Data extracted from a collection
◆ ◆ ◆ ◆
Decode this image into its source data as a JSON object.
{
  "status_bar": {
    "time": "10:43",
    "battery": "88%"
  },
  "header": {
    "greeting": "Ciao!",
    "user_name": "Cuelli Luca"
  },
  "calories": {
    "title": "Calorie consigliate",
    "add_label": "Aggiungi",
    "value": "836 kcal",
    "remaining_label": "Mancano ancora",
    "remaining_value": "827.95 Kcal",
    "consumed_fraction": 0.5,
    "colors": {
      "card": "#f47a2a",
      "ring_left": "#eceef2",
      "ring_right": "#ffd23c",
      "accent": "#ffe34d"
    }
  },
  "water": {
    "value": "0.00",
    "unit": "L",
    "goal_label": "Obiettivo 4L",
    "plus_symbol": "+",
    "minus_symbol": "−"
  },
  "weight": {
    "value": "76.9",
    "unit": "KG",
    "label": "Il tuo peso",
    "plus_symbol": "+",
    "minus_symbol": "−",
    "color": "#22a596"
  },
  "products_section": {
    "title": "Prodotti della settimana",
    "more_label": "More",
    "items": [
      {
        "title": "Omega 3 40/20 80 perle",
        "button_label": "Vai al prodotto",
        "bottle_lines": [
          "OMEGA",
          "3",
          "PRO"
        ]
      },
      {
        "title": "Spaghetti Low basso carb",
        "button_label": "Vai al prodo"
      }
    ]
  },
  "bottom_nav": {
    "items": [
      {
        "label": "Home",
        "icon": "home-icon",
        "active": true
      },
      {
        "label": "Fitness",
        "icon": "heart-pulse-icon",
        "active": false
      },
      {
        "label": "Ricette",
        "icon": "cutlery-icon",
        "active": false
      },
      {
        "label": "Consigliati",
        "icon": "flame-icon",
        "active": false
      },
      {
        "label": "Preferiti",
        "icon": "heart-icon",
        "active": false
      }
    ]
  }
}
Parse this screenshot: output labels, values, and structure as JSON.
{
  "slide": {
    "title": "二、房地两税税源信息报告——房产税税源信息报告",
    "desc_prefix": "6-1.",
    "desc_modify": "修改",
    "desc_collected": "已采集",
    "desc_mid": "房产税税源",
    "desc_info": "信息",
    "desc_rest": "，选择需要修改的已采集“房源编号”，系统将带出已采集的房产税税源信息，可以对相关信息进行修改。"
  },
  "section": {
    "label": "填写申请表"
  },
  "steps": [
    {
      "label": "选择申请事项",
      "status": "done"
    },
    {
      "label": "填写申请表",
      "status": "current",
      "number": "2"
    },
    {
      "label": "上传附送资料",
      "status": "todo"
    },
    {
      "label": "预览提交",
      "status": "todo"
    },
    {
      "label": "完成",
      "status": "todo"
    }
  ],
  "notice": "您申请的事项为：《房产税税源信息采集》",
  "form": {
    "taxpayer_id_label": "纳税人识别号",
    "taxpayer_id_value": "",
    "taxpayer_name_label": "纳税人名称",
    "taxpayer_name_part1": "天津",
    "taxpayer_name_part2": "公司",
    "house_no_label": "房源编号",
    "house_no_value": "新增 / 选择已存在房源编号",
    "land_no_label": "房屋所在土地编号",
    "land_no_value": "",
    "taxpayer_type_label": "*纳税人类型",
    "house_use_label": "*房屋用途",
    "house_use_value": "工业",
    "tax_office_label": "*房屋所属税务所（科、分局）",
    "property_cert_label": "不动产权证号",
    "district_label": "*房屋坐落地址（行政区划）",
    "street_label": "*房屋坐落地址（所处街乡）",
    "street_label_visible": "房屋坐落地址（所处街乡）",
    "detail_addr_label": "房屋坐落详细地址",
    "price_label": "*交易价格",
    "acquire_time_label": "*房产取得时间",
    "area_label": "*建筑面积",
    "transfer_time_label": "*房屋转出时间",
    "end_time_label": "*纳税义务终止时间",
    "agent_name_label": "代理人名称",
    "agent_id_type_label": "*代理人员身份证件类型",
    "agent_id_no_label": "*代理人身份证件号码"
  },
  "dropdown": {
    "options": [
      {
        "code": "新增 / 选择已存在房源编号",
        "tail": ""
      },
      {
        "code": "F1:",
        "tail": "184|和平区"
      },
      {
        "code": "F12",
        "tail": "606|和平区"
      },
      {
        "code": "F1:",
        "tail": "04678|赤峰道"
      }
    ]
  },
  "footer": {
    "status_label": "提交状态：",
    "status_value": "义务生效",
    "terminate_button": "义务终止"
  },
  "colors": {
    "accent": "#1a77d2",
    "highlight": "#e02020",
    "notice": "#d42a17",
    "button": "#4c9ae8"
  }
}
◆ ◆ ◆ ◆
Every line of the data above should be reproduced word for word.

## COMPLETE ANSWER
Decode this image into its source data as a JSON object.
{
  "status_bar": {
    "time": "10:43",
    "battery": "88%"
  },
  "header": {
    "greeting": "Ciao!",
    "user_name": "Cuelli Luca"
  },
  "calories": {
    "title": "Calorie consigliate",
    "add_label": "Aggiungi",
    "value": "836 kcal",
    "remaining_label": "Mancano ancora",
    "remaining_value": "827.95 Kcal",
    "consumed_fraction": 0.5,
    "colors": {
      "card": "#f47a2a",
      "ring_left": "#eceef2",
      "ring_right": "#ffd23c",
      "accent": "#ffe34d"
    }
  },
  "water": {
    "value": "0.00",
    "unit": "L",
    "goal_label": "Obiettivo 4L",
    "plus_symbol": "+",
    "minus_symbol": "−"
  },
  "weight": {
    "value": "76.9",
    "unit": "KG",
    "label": "Il tuo peso",
    "plus_symbol": "+",
    "minus_symbol": "−",
    "color": "#22a596"
  },
  "products_section": {
    "title": "Prodotti della settimana",
    "more_label": "More",
    "items": [
      {
        "title": "Omega 3 40/20 80 perle",
        "button_label": "Vai al prodotto",
        "bottle_lines": [
          "OMEGA",
          "3",
          "PRO"
        ]
      },
      {
        "title": "Spaghetti Low basso carb",
        "button_label": "Vai al prodo"
      }
    ]
  },
  "bottom_nav": {
    "items": [
      {
        "label": "Home",
        "icon": "home-icon",
        "active": true
      },
      {
        "label": "Fitness",
        "icon": "heart-pulse-icon",
        "active": false
      },
      {
        "label": "Ricette",
        "icon": "cutlery-icon",
        "active": false
      },
      {
        "label": "Consigliati",
        "icon": "flame-icon",
        "active": false
      },
      {
        "label": "Preferiti",
        "icon": "heart-icon",
        "active": false
      }
    ]
  }
}
Parse this screenshot: output labels, values, and structure as JSON.
{
  "slide": {
    "title": "二、房地两税税源信息报告——房产税税源信息报告",
    "desc_prefix": "6-1.",
    "desc_modify": "修改",
    "desc_collected": "已采集",
    "desc_mid": "房产税税源",
    "desc_info": "信息",
    "desc_rest": "，选择需要修改的已采集“房源编号”，系统将带出已采集的房产税税源信息，可以对相关信息进行修改。"
  },
  "section": {
    "label": "填写申请表"
  },
  "steps": [
    {
      "label": "选择申请事项",
      "status": "done"
    },
    {
      "label": "填写申请表",
      "status": "current",
      "number": "2"
    },
    {
      "label": "上传附送资料",
      "status": "todo"
    },
    {
      "label": "预览提交",
      "status": "todo"
    },
    {
      "label": "完成",
      "status": "todo"
    }
  ],
  "notice": "您申请的事项为：《房产税税源信息采集》",
  "form": {
    "taxpayer_id_label": "纳税人识别号",
    "taxpayer_id_value": "",
    "taxpayer_name_label": "纳税人名称",
    "taxpayer_name_part1": "天津",
    "taxpayer_name_part2": "公司",
    "house_no_label": "房源编号",
    "house_no_value": "新增 / 选择已存在房源编号",
    "land_no_label": "房屋所在土地编号",
    "land_no_value": "",
    "taxpayer_type_label": "*纳税人类型",
    "house_use_label": "*房屋用途",
    "house_use_value": "工业",
    "tax_office_label": "*房屋所属税务所（科、分局）",
    "property_cert_label": "不动产权证号",
    "district_label": "*房屋坐落地址（行政区划）",
    "street_label": "*房屋坐落地址（所处街乡）",
    "street_label_visible": "房屋坐落地址（所处街乡）",
    "detail_addr_label": "房屋坐落详细地址",
    "price_label": "*交易价格",
    "acquire_time_label": "*房产取得时间",
    "area_label": "*建筑面积",
    "transfer_time_label": "*房屋转出时间",
    "end_time_label": "*纳税义务终止时间",
    "agent_name_label": "代理人名称",
    "agent_id_type_label": "*代理人员身份证件类型",
    "agent_id_no_label": "*代理人身份证件号码"
  },
  "dropdown": {
    "options": [
      {
        "code": "新增 / 选择已存在房源编号",
        "tail": ""
      },
      {
        "code": "F1:",
        "tail": "184|和平区"
      },
      {
        "code": "F12",
        "tail": "606|和平区"
      },
      {
        "code": "F1:",
        "tail": "04678|赤峰道"
      }
    ]
  },
  "footer": {
    "status_label": "提交状态：",
    "status_value": "义务生效",
    "terminate_button": "义务终止"
  },
  "colors": {
    "accent": "#1a77d2",
    "highlight": "#e02020",
    "notice": "#d42a17",
    "button": "#4c9ae8"
  }
}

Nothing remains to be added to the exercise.